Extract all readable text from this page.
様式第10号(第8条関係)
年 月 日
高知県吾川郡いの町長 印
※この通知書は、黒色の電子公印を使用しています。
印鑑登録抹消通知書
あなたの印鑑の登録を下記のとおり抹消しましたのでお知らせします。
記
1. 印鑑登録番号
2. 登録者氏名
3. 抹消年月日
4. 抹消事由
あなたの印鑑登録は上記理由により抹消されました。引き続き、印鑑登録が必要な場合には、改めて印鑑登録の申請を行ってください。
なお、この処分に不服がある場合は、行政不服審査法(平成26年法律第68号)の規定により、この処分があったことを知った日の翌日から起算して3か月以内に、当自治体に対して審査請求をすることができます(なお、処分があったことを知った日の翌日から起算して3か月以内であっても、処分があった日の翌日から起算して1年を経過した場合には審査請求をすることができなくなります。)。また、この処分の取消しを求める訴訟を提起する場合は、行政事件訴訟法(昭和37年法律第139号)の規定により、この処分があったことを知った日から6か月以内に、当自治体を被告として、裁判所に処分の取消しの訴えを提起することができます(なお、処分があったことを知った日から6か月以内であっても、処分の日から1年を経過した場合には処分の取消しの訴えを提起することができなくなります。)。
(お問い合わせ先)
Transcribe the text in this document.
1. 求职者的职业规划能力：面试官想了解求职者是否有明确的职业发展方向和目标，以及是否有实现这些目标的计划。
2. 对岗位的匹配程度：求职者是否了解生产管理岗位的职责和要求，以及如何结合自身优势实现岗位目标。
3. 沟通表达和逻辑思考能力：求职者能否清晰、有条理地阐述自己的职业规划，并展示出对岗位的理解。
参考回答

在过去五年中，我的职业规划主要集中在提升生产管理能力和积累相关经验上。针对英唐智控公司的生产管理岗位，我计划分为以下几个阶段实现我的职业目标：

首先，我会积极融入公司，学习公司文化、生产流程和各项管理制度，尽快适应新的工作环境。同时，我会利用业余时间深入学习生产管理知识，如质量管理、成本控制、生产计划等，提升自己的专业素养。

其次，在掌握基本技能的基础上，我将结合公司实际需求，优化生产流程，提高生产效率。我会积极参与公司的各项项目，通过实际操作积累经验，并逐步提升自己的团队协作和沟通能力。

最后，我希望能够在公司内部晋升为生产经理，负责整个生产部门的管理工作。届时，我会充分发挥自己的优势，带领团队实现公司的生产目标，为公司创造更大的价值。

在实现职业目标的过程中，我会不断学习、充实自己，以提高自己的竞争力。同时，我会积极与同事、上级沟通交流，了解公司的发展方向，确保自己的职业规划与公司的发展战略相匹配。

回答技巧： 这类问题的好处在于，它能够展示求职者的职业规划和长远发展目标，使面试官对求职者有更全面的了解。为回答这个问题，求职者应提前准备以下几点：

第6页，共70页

----

## What you have to do
Track down every line of the material containing the string "this", and copy it.

## Complete answer
Extract all readable text from this page.
Transcribe the text in this document.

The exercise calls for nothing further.